__Short exercise__: Only a number is wanted: how many lines of the entries include the string "Studierende"?

__Data in this exercise__:
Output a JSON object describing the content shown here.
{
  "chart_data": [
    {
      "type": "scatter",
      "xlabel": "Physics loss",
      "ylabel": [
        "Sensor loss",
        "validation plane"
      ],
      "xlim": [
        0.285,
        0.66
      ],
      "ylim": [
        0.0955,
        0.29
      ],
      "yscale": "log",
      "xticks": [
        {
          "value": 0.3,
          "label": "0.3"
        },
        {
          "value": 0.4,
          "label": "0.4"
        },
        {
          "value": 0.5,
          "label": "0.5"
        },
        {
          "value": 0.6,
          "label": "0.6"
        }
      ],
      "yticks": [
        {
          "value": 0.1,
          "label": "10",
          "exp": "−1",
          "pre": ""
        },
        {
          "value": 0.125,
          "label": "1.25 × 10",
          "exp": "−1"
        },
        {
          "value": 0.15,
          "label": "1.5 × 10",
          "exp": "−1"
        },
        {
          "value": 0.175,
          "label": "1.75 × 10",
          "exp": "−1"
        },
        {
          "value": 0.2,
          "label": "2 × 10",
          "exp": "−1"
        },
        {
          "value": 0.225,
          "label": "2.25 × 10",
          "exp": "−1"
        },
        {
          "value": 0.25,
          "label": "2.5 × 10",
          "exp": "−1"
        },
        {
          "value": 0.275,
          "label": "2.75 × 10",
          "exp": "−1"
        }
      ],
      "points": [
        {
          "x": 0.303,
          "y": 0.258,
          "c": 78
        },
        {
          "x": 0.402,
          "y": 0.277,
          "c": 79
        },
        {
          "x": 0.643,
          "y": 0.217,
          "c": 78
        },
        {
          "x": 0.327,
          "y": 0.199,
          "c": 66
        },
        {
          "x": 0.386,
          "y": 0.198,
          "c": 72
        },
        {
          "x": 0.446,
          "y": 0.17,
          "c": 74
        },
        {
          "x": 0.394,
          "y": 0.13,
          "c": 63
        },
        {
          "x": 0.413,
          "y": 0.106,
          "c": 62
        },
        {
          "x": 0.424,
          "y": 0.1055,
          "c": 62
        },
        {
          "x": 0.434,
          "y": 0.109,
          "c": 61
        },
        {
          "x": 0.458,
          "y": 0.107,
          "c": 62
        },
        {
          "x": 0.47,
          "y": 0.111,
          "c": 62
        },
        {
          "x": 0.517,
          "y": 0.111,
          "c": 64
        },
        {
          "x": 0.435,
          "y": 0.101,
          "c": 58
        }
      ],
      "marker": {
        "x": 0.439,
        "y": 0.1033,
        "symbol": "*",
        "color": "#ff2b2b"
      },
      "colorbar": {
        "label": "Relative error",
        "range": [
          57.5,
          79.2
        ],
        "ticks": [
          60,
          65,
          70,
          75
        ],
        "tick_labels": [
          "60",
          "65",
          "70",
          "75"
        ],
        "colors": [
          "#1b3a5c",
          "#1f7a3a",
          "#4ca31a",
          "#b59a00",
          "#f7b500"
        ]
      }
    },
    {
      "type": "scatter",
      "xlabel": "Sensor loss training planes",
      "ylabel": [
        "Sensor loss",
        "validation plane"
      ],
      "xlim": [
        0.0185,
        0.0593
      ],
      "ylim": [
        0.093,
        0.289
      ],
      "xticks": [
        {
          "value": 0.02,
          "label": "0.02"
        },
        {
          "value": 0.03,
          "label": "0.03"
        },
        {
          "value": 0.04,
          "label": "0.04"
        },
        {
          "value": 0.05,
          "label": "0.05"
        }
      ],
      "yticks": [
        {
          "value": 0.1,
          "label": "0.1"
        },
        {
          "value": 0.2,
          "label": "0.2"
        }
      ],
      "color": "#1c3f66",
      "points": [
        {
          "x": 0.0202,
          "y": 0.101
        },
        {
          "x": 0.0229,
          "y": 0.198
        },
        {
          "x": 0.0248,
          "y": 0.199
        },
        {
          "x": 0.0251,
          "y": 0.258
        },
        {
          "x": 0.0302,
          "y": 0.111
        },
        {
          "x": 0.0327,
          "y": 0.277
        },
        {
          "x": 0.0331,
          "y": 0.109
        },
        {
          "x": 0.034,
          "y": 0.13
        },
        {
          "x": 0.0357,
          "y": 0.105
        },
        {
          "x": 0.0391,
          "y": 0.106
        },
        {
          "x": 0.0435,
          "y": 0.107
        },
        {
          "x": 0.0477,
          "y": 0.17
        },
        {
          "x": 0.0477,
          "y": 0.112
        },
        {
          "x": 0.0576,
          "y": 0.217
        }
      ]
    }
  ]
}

---

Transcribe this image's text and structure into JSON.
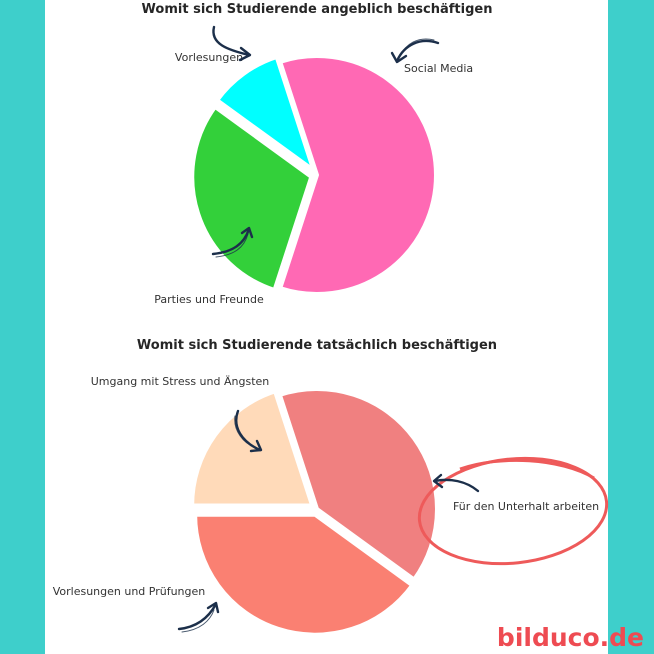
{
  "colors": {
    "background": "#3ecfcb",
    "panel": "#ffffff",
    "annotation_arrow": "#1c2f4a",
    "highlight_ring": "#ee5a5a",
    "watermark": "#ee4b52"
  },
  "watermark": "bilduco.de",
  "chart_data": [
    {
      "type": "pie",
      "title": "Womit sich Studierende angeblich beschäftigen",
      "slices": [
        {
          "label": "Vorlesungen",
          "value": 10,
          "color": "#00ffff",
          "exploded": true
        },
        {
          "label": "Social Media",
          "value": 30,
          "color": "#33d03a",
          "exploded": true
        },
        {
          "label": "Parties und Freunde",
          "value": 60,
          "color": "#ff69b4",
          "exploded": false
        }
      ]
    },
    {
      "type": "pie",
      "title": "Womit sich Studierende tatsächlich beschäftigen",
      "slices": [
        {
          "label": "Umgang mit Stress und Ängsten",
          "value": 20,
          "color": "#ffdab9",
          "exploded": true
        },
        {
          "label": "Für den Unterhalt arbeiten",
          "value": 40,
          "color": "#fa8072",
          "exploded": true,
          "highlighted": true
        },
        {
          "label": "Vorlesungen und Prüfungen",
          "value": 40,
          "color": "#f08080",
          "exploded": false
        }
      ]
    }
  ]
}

--

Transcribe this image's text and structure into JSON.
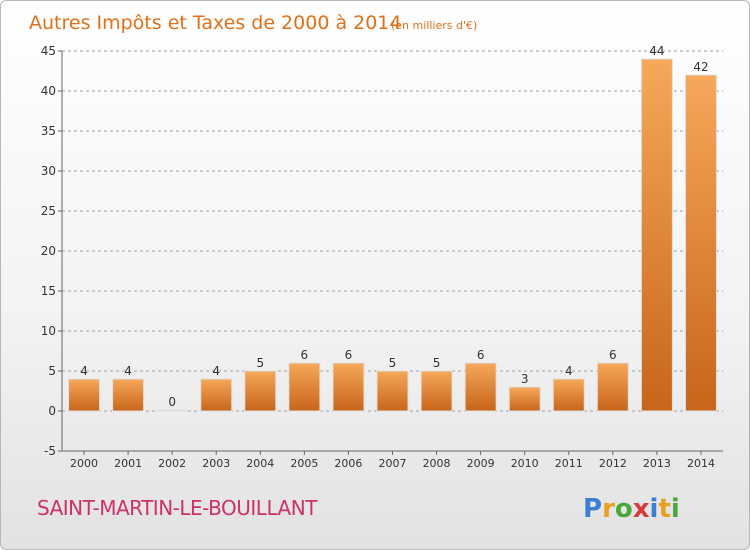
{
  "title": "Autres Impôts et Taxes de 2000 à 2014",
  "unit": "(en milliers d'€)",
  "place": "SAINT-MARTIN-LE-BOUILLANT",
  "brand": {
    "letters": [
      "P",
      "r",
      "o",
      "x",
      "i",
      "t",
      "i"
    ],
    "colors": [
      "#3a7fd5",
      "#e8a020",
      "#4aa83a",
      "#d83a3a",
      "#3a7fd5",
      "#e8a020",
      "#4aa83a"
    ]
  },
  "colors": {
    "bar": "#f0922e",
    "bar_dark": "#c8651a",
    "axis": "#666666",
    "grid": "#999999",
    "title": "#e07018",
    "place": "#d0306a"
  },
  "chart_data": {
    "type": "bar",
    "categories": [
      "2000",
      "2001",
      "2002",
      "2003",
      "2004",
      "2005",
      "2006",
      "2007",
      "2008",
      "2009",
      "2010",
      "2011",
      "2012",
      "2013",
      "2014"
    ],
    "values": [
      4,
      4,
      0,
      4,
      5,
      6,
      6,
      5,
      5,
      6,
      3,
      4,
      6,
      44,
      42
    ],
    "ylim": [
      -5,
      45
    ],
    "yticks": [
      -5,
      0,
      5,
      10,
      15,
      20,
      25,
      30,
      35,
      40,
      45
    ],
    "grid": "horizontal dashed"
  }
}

__Response below__: 2